Saved entries:
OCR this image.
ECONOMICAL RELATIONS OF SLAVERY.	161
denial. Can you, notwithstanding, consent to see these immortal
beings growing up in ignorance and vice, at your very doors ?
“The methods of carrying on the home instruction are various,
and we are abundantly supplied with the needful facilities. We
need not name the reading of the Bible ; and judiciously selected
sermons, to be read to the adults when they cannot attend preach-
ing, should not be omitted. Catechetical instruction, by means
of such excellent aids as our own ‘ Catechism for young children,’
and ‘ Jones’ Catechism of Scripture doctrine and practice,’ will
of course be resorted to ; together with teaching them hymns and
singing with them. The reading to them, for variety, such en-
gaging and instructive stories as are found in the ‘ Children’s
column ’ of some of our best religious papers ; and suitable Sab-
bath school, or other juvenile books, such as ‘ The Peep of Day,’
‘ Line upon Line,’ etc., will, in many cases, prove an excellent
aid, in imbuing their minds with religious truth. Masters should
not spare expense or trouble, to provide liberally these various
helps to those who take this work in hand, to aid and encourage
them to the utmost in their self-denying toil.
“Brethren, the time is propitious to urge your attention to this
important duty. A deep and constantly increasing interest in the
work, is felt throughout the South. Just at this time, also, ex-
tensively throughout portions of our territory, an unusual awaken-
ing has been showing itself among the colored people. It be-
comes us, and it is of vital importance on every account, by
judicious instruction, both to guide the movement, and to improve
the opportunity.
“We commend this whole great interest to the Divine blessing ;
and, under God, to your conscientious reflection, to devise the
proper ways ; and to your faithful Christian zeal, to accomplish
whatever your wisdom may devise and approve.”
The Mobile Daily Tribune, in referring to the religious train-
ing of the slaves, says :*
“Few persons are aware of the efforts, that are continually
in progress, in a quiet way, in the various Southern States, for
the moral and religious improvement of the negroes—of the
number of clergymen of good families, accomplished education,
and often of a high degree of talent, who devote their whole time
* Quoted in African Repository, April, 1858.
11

WHAT YOU WILL DO:
Without leaving anything out, quote all the data.

PROBLEM SOLUTION:
OCR this image.
ECONOMICAL RELATIONS OF SLAVERY.	161
denial. Can you, notwithstanding, consent to see these immortal
beings growing up in ignorance and vice, at your very doors ?
“The methods of carrying on the home instruction are various,
and we are abundantly supplied with the needful facilities. We
need not name the reading of the Bible ; and judiciously selected
sermons, to be read to the adults when they cannot attend preach-
ing, should not be omitted. Catechetical instruction, by means
of such excellent aids as our own ‘ Catechism for young children,’
and ‘ Jones’ Catechism of Scripture doctrine and practice,’ will
of course be resorted to ; together with teaching them hymns and
singing with them. The reading to them, for variety, such en-
gaging and instructive stories as are found in the ‘ Children’s
column ’ of some of our best religious papers ; and suitable Sab-
bath school, or other juvenile books, such as ‘ The Peep of Day,’
‘ Line upon Line,’ etc., will, in many cases, prove an excellent
aid, in imbuing their minds with religious truth. Masters should
not spare expense or trouble, to provide liberally these various
helps to those who take this work in hand, to aid and encourage
them to the utmost in their self-denying toil.
“Brethren, the time is propitious to urge your attention to this
important duty. A deep and constantly increasing interest in the
work, is felt throughout the South. Just at this time, also, ex-
tensively throughout portions of our territory, an unusual awaken-
ing has been showing itself among the colored people. It be-
comes us, and it is of vital importance on every account, by
judicious instruction, both to guide the movement, and to improve
the opportunity.
“We commend this whole great interest to the Divine blessing ;
and, under God, to your conscientious reflection, to devise the
proper ways ; and to your faithful Christian zeal, to accomplish
whatever your wisdom may devise and approve.”
The Mobile Daily Tribune, in referring to the religious train-
ing of the slaves, says :*
“Few persons are aware of the efforts, that are continually
in progress, in a quiet way, in the various Southern States, for
the moral and religious improvement of the negroes—of the
number of clergymen of good families, accomplished education,
and often of a high degree of talent, who devote their whole time
* Quoted in African Repository, April, 1858.
11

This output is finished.